-- begin --

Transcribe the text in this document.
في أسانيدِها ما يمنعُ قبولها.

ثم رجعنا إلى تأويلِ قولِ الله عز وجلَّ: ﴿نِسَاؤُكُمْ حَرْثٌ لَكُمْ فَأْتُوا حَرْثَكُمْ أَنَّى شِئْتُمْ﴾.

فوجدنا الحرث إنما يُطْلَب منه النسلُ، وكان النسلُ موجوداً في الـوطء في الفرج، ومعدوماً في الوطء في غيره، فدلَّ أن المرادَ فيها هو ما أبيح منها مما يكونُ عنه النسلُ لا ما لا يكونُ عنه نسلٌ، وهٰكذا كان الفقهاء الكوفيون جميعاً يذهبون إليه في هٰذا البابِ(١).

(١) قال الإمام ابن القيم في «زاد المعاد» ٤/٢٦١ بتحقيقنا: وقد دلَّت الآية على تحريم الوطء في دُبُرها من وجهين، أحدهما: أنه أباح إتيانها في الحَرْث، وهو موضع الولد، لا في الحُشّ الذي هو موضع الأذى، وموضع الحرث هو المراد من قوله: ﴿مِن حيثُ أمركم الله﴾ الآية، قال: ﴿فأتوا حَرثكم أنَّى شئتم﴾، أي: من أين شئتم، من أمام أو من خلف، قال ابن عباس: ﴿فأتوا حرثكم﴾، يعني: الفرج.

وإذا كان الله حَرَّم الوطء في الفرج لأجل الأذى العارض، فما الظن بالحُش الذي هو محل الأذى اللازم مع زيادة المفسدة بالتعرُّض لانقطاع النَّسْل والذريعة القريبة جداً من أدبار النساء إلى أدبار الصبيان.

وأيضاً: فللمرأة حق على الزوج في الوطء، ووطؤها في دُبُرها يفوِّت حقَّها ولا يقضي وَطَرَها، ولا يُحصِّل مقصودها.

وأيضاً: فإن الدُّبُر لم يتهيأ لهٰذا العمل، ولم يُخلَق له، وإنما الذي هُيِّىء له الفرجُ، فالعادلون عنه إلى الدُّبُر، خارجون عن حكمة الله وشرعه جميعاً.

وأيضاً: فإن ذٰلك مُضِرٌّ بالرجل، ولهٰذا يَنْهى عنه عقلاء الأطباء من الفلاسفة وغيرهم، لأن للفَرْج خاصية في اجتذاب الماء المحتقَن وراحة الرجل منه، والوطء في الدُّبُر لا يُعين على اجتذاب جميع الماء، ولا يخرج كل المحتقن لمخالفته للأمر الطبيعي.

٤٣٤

-- end --

GOAL OF THE EXERCISE:
Take the data above and return it exactly.

RESULT BELOW:
Transcribe the text in this document.
في أسانيدِها ما يمنعُ قبولها.

ثم رجعنا إلى تأويلِ قولِ الله عز وجلَّ: ﴿نِسَاؤُكُمْ حَرْثٌ لَكُمْ فَأْتُوا حَرْثَكُمْ أَنَّى شِئْتُمْ﴾.

فوجدنا الحرث إنما يُطْلَب منه النسلُ، وكان النسلُ موجوداً في الـوطء في الفرج، ومعدوماً في الوطء في غيره، فدلَّ أن المرادَ فيها هو ما أبيح منها مما يكونُ عنه النسلُ لا ما لا يكونُ عنه نسلٌ، وهٰكذا كان الفقهاء الكوفيون جميعاً يذهبون إليه في هٰذا البابِ(١).

(١) قال الإمام ابن القيم في «زاد المعاد» ٤/٢٦١ بتحقيقنا: وقد دلَّت الآية على تحريم الوطء في دُبُرها من وجهين، أحدهما: أنه أباح إتيانها في الحَرْث، وهو موضع الولد، لا في الحُشّ الذي هو موضع الأذى، وموضع الحرث هو المراد من قوله: ﴿مِن حيثُ أمركم الله﴾ الآية، قال: ﴿فأتوا حَرثكم أنَّى شئتم﴾، أي: من أين شئتم، من أمام أو من خلف، قال ابن عباس: ﴿فأتوا حرثكم﴾، يعني: الفرج.

وإذا كان الله حَرَّم الوطء في الفرج لأجل الأذى العارض، فما الظن بالحُش الذي هو محل الأذى اللازم مع زيادة المفسدة بالتعرُّض لانقطاع النَّسْل والذريعة القريبة جداً من أدبار النساء إلى أدبار الصبيان.

وأيضاً: فللمرأة حق على الزوج في الوطء، ووطؤها في دُبُرها يفوِّت حقَّها ولا يقضي وَطَرَها، ولا يُحصِّل مقصودها.

وأيضاً: فإن الدُّبُر لم يتهيأ لهٰذا العمل، ولم يُخلَق له، وإنما الذي هُيِّىء له الفرجُ، فالعادلون عنه إلى الدُّبُر، خارجون عن حكمة الله وشرعه جميعاً.

وأيضاً: فإن ذٰلك مُضِرٌّ بالرجل، ولهٰذا يَنْهى عنه عقلاء الأطباء من الفلاسفة وغيرهم، لأن للفَرْج خاصية في اجتذاب الماء المحتقَن وراحة الرجل منه، والوطء في الدُّبُر لا يُعين على اجتذاب جميع الماء، ولا يخرج كل المحتقن لمخالفته للأمر الطبيعي.

٤٣٤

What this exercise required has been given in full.